▸ **EXTRACTED TEXT**

Path space filtering [19], on the other hand, averages contributions of light transport paths in path space, which allows for filtering at non-primary intersections and for a more efficient handling of dis-occlusions during temporal filtering. Multiple Importance Sampling weights, for example those for path space filtering, can be further optimized [36]. However, querying the contributions in path space so far had been significantly more expensive than filtering the contributions of neighboring pixels in screen space. Neglecting the fact that locations that are close in path space are not necessarily adjacent in screen space enables interactive filtering in screen space [11]. As a consequence, filtering in screen space is almost only efficient for primary rays or reflections from sufficiently smooth and flat surfaces. In fact, such filtering algorithms are a variant of a bilateral filtering using path space proximity to determine weights. Sharing information across pixels according to a similarity measure dates back as early as the 1990s [18]. Since then, several variants have been introduced, for example by re-using paths in nearby pixels [2], for filtering by anisotropic diffusion [25] or using edge-avoiding Á-Trous wavelets [7].

Kontkanen et al. explore irradiance filtering, a subset of path space filtering [20]. Spatial caching of shading results in a hash table for walkthroughs of static scenes [8] uses similar methods to the ones presented in this work for the lookup of these results. Again, the method can be seen as a subset of path space filtering: It is restricted to caching diffuse illumination and neither includes filtering nor spatial and temporal integration in an arbitrary number of vertices of a light path.

Hachisuka et al. also use a hash table in a light transport simulation on the GPU [14]. The approach is fundamentally different in two aspects: First, it traces photons and stores them in the hash table for density estimation, while our method averages radiance in vertices from arbitrary light paths. Second, their method implements simple sampling without replacement in voxels, culling all but one photon per voxel. Our method does the exact opposite: It collects radiance from all paths whose vertices coincide in a voxel.

(Dataset entries)
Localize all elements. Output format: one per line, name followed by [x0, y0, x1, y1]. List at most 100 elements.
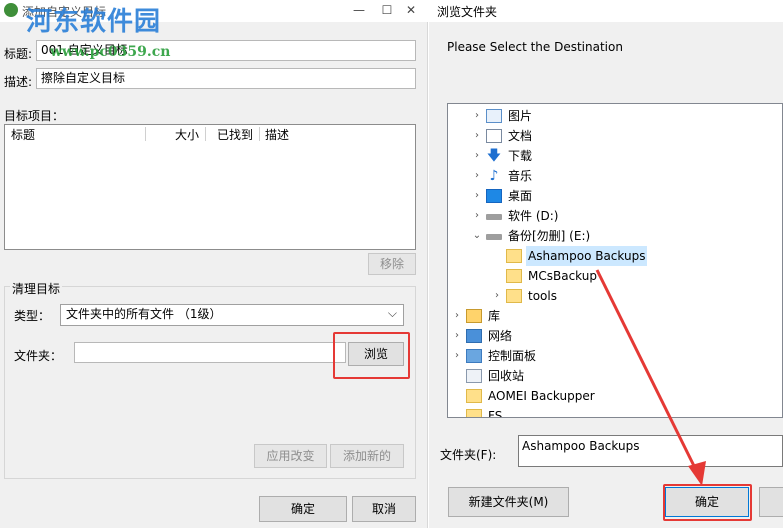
tree-item-label: Ashampoo Backups [526, 246, 648, 266]
tree-item[interactable]: › 软件 (D:) [448, 206, 782, 226]
target-items-list[interactable]: 标题 大小 已找到 描述 [4, 124, 416, 250]
description-label: 描述: [4, 75, 33, 89]
tree-item[interactable]: FS [448, 406, 782, 418]
chevron-down-icon: ⌵ [387, 306, 397, 320]
type-select-value: 文件夹中的所有文件 （1级） [66, 307, 222, 321]
chevron-right-icon[interactable]: › [472, 206, 482, 226]
folder-label: 文件夹： [14, 349, 63, 363]
ok-button[interactable]: 确定 [259, 496, 347, 522]
tree-item[interactable]: › 桌面 [448, 186, 782, 206]
target-items-label: 目标项目： [4, 109, 65, 123]
chevron-right-icon[interactable]: › [452, 346, 462, 366]
tree-item-label: 库 [488, 309, 501, 323]
tree-item[interactable]: › 控制面板 [448, 346, 782, 366]
folder-icon [506, 269, 522, 283]
tree-item-label: FS [488, 409, 503, 418]
tree-item[interactable]: 回收站 [448, 366, 782, 386]
app-icon [4, 3, 18, 17]
folder-icon [506, 249, 522, 263]
folder-tree[interactable]: › 图片 › 文档 › 🡇 下载 › ♪ 音乐 › 桌面 › 软件 (D:) ⌄ 备份[勿删] (E:) Ash… [447, 103, 783, 418]
folder-icon [506, 289, 522, 303]
maximize-icon[interactable]: ☐ [378, 1, 396, 19]
chevron-right-icon[interactable]: › [472, 126, 482, 146]
tree-item-label: 网络 [488, 329, 513, 343]
tree-item[interactable]: › tools [448, 286, 782, 306]
minimize-icon[interactable]: — [350, 1, 368, 19]
recycle-bin-icon [466, 369, 482, 383]
folder-field-label: 文件夹(F): [440, 448, 497, 462]
tree-item-label: 文档 [508, 129, 533, 143]
folder-field-input[interactable]: Ashampoo Backups [518, 435, 783, 467]
tree-item-label: tools [528, 289, 557, 303]
instruction-text: Please Select the Destination [447, 40, 623, 54]
tree-item-label: 下载 [508, 149, 533, 163]
column-header-size[interactable]: 大小 [175, 126, 199, 143]
type-select[interactable]: 文件夹中的所有文件 （1级） ⌵ [60, 304, 404, 326]
tree-item-label: 软件 (D:) [508, 209, 559, 223]
cancel-button[interactable]: 取消 [352, 496, 416, 522]
new-folder-button[interactable]: 新建文件夹(M) [448, 487, 569, 517]
folder-icon [466, 389, 482, 403]
tree-item[interactable]: Ashampoo Backups [448, 246, 782, 266]
tree-item[interactable]: MCsBackup [448, 266, 782, 286]
library-icon [466, 309, 482, 323]
highlight-box [333, 332, 410, 379]
title-bar: 浏览文件夹 [429, 0, 783, 22]
window-title: 浏览文件夹 [437, 5, 498, 19]
watermark-text: 河东软件园 [26, 7, 162, 37]
add-new-button[interactable]: 添加新的 [330, 444, 404, 468]
tree-item[interactable]: › 🡇 下载 [448, 146, 782, 166]
description-input[interactable]: 擦除自定义目标 [36, 68, 416, 89]
tree-item[interactable]: › 图片 [448, 106, 782, 126]
highlight-box [663, 484, 752, 521]
desktop-icon [486, 189, 502, 203]
chevron-right-icon[interactable]: › [472, 106, 482, 126]
tree-item-label: 回收站 [488, 369, 525, 383]
drive-icon [486, 214, 502, 220]
tree-item[interactable]: › 库 [448, 306, 782, 326]
tree-item[interactable]: AOMEI Backupper [448, 386, 782, 406]
tree-item-label: 图片 [508, 109, 533, 123]
tree-item[interactable]: › 文档 [448, 126, 782, 146]
apply-changes-button[interactable]: 应用改变 [254, 444, 327, 468]
drive-icon [486, 234, 502, 240]
clean-target-group-title: 清理目标 [10, 280, 63, 297]
watermark-url: www.pc0359.cn [50, 44, 171, 60]
chevron-down-icon[interactable]: ⌄ [472, 226, 482, 246]
custom-target-dialog: 添加自定义目标 — ☐ ✕ 标题: 001 自定义目标 描述: 擦除自定义目标 … [0, 0, 428, 528]
browse-folder-dialog: 浏览文件夹 Please Select the Destination › 图片 ›… [429, 0, 783, 528]
folder-icon [466, 409, 482, 417]
chevron-right-icon[interactable]: › [472, 186, 482, 206]
network-icon [466, 329, 482, 343]
tree-item-label: 音乐 [508, 169, 533, 183]
music-icon: ♪ [486, 169, 502, 183]
tree-item-label: AOMEI Backupper [488, 389, 595, 403]
folder-path-input[interactable] [74, 342, 346, 363]
control-panel-icon [466, 349, 482, 363]
tree-item[interactable]: ⌄ 备份[勿删] (E:) [448, 226, 782, 246]
remove-button[interactable]: 移除 [368, 253, 416, 275]
column-header-title[interactable]: 标题 [11, 126, 35, 143]
chevron-right-icon[interactable]: › [492, 286, 502, 306]
column-divider [205, 127, 206, 141]
cancel-button-partial[interactable] [759, 487, 783, 517]
title-label: 标题: [4, 47, 33, 61]
column-divider [259, 127, 260, 141]
close-icon[interactable]: ✕ [402, 1, 420, 19]
tree-item[interactable]: › 网络 [448, 326, 782, 346]
chevron-right-icon[interactable]: › [472, 146, 482, 166]
download-icon: 🡇 [486, 148, 502, 164]
chevron-right-icon[interactable]: › [452, 326, 462, 346]
pictures-icon [486, 109, 502, 123]
column-divider [145, 127, 146, 141]
column-header-found[interactable]: 已找到 [217, 126, 253, 143]
tree-item[interactable]: › ♪ 音乐 [448, 166, 782, 186]
column-header-description[interactable]: 描述 [265, 126, 289, 143]
tree-item-label: 备份[勿删] (E:) [508, 229, 591, 243]
chevron-right-icon[interactable]: › [472, 166, 482, 186]
documents-icon [486, 129, 502, 143]
type-label: 类型： [14, 309, 51, 323]
tree-item-label: 控制面板 [488, 349, 537, 363]
tree-item-label: 桌面 [508, 189, 533, 203]
chevron-right-icon[interactable]: › [452, 306, 462, 326]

▸ **WHAT IS ASKED**
**1)** Rewrite the records from the line containing "tree-item-label: Ashampoo Backups" through the line containing "cancel-button[interactable]: 取消 [352, 496, 416, 522]", replacing "chevron-right-icon" with "expand-arrow-icon" and leaving everything else unchanged. Return only those lines.
**2)** Extend the passage on path space filtering with the next part, picking up after its last sentence.

▸ **RESULTS**
**1)**
tree-item-label: Ashampoo Backups [526, 246, 648, 266]
tree-item[interactable]: › 软件 (D:) [448, 206, 782, 226]
target-items-list[interactable]: 标题 大小 已找到 描述 [4, 124, 416, 250]
description-label: 描述: [4, 75, 33, 89]
tree-item[interactable]: FS [448, 406, 782, 418]
chevron-down-icon: ⌵ [387, 306, 397, 320]
type-select-value: 文件夹中的所有文件 （1级） [66, 307, 222, 321]
expand-arrow-icon[interactable]: › [472, 206, 482, 226]
folder-label: 文件夹： [14, 349, 63, 363]
ok-button[interactable]: 确定 [259, 496, 347, 522]
tree-item[interactable]: › 桌面 [448, 186, 782, 206]
target-items-label: 目标项目： [4, 109, 65, 123]
expand-arrow-icon[interactable]: › [452, 346, 462, 366]
tree-item-label: 库 [488, 309, 501, 323]
tree-item[interactable]: › 控制面板 [448, 346, 782, 366]
folder-icon [506, 269, 522, 283]
tree-item-label: FS [488, 409, 503, 418]
tree-item[interactable]: 回收站 [448, 366, 782, 386]
app-icon [4, 3, 18, 17]
folder-icon [506, 249, 522, 263]
folder-tree[interactable]: › 图片 › 文档 › 🡇 下载 › ♪ 音乐 › 桌面 › 软件 (D:) ⌄ 备份[勿删] (E:) Ash… [447, 103, 783, 418]
folder-icon [506, 289, 522, 303]
maximize-icon[interactable]: ☐ [378, 1, 396, 19]
expand-arrow-icon[interactable]: › [472, 126, 482, 146]
tree-item-label: 网络 [488, 329, 513, 343]
tree-item[interactable]: › tools [448, 286, 782, 306]
minimize-icon[interactable]: — [350, 1, 368, 19]
recycle-bin-icon [466, 369, 482, 383]
folder-field-label: 文件夹(F): [440, 448, 497, 462]
tree-item-label: 文档 [508, 129, 533, 143]
folder-field-input[interactable]: Ashampoo Backups [518, 435, 783, 467]
tree-item-label: tools [528, 289, 557, 303]
instruction-text: Please Select the Destination [447, 40, 623, 54]
tree-item-label: 下载 [508, 149, 533, 163]
column-header-size[interactable]: 大小 [175, 126, 199, 143]
type-select[interactable]: 文件夹中的所有文件 （1级） ⌵ [60, 304, 404, 326]
tree-item-label: 软件 (D:) [508, 209, 559, 223]
cancel-button[interactable]: 取消 [352, 496, 416, 522]

**2)**
Mara et al. summarize and evaluate a number of methods for photon mapping on the GPU [23]. Their evaluation also includes work from Ma and McCool using hash tables with lists of photons in per voxel [22]. While all examined methods may be used for path space filtering instead of photon mapping, their performance is at least limited by the maintenance of lists.

Havran et al. use two trees for final gathering with photon mapping [16]. The overhead of tree construction and traversal as well as iterating through lists of vertices severely limit the performance in our intended real-time use case.

3 Algorithm

Like path space filtering [19], the algorithm receives a set of vertices in which radiance should be filtered to reduce variance. For each vertex complementary information such as the surface normal, the attenuation from the camera along the light transport path up to the vertex, and incident radiance is provided.

A first phase generates the aforementioned data from light transport paths, for example, by path tracing. The second phase averages the radiance of vertices in voxels, as described in Sect. 3.1, and stores and looks up the averages in a hash table, see Sect. 3.2. Finally, for each vertex its associated average is multiplied by its attenuation and accumulated in its respective pixel. Techniques described in Sect. 3.3 reduce the variance of voxels with a small number of vertices. Sect. 3.4 discusses filtering over time for interactive light transport simulation.

3.1 Averaging in Voxels

Rather than averaging the radiance of vertices in a three-dimensional ball, we partition the space of vertex information into voxels and compute one average per voxel. We therefore introduce the concept of a key k of a vertex x. The key is a subset of the data stored for a vertex and at least contains the 3-dimensional position of the vertex x along with possibly other vertex data, for example, the surface normal (see Sect. 3.1.1). The voxels result from quantizing the scaled components of a key vector to integers. The scale defines the size of the voxels and is determined by the resolution selection function s(k), which itself may depend on the key (see Sect. 3.1.2). It balances bias and variance, while remaining quantization artifacts are taken care of by stochastic interpolation (see Sect. 3.1.3).

We define the characteristic function

$$\begin{aligned} 1_V(k, k') := {\left\{ \begin{array}{ll} 1 &{} \lfloor s(k) \odot k \rfloor = \lfloor s(k') \odot k' \rfloor \wedge s(k) = s(k')\\ 0 &{} \text {otherwise,} \end{array}\right. } \end{aligned}$$
(7)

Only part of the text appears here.